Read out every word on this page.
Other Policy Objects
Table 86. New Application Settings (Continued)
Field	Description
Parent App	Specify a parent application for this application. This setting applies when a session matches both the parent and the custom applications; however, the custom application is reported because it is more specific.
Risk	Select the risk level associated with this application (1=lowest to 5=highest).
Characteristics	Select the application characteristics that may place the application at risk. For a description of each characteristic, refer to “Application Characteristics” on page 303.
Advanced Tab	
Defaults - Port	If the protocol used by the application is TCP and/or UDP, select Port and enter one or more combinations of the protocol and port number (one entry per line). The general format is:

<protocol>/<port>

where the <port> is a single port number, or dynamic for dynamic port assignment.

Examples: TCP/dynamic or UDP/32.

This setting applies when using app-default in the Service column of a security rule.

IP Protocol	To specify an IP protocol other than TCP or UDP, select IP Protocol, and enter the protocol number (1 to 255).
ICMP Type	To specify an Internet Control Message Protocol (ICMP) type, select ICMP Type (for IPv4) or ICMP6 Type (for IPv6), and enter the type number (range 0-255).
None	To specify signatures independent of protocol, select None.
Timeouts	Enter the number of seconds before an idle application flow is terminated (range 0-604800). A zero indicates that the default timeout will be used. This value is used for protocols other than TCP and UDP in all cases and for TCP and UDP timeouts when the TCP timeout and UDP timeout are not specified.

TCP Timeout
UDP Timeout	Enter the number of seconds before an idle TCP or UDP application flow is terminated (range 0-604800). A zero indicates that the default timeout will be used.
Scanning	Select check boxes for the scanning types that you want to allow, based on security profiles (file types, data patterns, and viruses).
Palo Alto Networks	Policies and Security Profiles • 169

☆ ☆ ☆ ☆

» **Problem requirements**: Exactly as written, output all of the entries.

» **Reply**:
Read out every word on this page.
Other Policy Objects
Table 86. New Application Settings (Continued)
Field	Description
Parent App	Specify a parent application for this application. This setting applies when a session matches both the parent and the custom applications; however, the custom application is reported because it is more specific.
Risk	Select the risk level associated with this application (1=lowest to 5=highest).
Characteristics	Select the application characteristics that may place the application at risk. For a description of each characteristic, refer to “Application Characteristics” on page 303.
Advanced Tab	
Defaults - Port	If the protocol used by the application is TCP and/or UDP, select Port and enter one or more combinations of the protocol and port number (one entry per line). The general format is:

<protocol>/<port>

where the <port> is a single port number, or dynamic for dynamic port assignment.

Examples: TCP/dynamic or UDP/32.

This setting applies when using app-default in the Service column of a security rule.

IP Protocol	To specify an IP protocol other than TCP or UDP, select IP Protocol, and enter the protocol number (1 to 255).
ICMP Type	To specify an Internet Control Message Protocol (ICMP) type, select ICMP Type (for IPv4) or ICMP6 Type (for IPv6), and enter the type number (range 0-255).
None	To specify signatures independent of protocol, select None.
Timeouts	Enter the number of seconds before an idle application flow is terminated (range 0-604800). A zero indicates that the default timeout will be used. This value is used for protocols other than TCP and UDP in all cases and for TCP and UDP timeouts when the TCP timeout and UDP timeout are not specified.

TCP Timeout
UDP Timeout	Enter the number of seconds before an idle TCP or UDP application flow is terminated (range 0-604800). A zero indicates that the default timeout will be used.
Scanning	Select check boxes for the scanning types that you want to allow, based on security profiles (file types, data patterns, and viruses).
Palo Alto Networks	Policies and Security Profiles • 169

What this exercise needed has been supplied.